» Stated problem
In the entries below, find every line with "title" and copy it.

» Extracted data
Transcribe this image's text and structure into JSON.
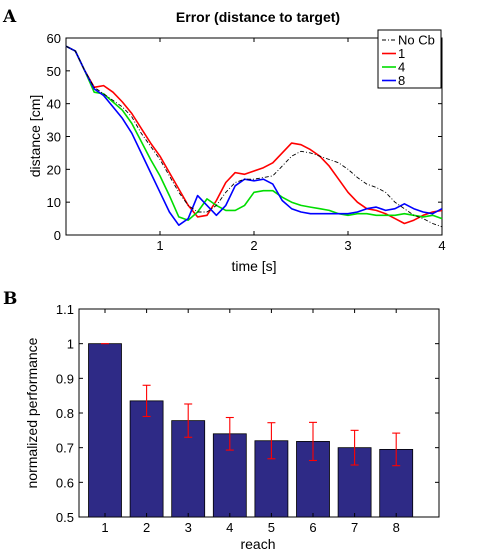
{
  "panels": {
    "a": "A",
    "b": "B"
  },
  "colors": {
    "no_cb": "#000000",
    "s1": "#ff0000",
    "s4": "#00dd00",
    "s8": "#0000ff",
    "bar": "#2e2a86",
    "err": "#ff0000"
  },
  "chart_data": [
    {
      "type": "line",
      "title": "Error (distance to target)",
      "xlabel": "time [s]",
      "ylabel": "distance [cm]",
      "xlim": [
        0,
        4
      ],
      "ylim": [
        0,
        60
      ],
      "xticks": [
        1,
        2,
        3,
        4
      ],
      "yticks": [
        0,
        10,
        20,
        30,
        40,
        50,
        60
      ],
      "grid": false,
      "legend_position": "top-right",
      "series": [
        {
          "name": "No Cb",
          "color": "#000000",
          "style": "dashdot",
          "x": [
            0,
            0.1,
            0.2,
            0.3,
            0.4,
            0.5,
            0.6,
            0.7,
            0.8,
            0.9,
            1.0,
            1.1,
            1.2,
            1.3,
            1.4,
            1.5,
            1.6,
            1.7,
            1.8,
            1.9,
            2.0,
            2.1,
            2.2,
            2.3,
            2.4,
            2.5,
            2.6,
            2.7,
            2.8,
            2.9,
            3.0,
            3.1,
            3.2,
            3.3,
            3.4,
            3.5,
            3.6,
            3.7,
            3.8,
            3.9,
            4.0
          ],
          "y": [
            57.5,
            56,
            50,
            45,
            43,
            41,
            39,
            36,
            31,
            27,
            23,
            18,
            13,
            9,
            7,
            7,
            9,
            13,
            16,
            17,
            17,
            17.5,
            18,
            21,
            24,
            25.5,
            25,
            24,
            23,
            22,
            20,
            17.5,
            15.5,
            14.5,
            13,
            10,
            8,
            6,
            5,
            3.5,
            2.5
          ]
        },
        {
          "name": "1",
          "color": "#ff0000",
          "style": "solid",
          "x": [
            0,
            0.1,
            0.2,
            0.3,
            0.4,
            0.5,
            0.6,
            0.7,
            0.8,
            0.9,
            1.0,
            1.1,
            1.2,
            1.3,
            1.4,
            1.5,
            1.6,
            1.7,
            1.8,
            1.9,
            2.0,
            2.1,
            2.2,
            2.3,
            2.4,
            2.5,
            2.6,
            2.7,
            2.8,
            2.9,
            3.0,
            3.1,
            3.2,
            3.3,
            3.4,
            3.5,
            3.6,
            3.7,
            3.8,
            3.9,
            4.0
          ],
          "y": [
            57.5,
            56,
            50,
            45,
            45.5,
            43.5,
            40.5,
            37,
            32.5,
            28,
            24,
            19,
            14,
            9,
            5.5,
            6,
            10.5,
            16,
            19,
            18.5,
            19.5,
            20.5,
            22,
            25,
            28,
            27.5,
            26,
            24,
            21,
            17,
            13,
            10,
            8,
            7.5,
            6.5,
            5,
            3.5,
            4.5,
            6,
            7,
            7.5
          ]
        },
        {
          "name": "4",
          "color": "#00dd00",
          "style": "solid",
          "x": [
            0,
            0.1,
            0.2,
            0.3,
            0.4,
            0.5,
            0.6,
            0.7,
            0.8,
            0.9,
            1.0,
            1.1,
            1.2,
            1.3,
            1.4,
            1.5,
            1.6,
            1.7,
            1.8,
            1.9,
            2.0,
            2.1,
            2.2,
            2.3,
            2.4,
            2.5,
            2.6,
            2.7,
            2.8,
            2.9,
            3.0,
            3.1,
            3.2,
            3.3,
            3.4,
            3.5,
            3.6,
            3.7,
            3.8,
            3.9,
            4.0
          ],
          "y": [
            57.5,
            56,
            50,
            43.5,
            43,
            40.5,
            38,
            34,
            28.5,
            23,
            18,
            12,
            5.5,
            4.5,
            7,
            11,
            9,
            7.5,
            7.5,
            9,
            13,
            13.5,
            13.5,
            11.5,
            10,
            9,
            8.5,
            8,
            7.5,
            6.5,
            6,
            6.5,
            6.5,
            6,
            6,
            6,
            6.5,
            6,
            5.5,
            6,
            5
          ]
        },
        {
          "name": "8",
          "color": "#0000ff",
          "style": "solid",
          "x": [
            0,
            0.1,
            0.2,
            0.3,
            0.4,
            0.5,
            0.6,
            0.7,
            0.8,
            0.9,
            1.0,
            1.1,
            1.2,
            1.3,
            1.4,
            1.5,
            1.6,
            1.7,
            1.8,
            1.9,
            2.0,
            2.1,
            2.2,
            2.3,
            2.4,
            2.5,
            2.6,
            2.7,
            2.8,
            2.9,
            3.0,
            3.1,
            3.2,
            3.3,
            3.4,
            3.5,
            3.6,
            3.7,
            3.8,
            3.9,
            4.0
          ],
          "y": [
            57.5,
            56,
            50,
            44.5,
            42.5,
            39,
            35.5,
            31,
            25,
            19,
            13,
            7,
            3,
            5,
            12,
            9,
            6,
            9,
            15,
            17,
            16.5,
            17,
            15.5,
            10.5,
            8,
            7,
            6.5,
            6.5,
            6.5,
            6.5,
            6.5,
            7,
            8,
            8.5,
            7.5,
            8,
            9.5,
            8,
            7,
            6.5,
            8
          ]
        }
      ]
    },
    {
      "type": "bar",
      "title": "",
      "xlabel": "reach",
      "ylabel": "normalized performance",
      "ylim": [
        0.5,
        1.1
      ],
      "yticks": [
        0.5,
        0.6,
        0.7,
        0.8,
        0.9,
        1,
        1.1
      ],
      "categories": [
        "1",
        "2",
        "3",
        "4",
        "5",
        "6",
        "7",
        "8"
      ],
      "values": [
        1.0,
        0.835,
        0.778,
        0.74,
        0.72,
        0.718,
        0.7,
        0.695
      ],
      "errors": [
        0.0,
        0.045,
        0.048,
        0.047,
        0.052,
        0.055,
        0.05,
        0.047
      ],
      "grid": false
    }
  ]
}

» Right answer
      "title": "Error (distance to target)",
      "title": "",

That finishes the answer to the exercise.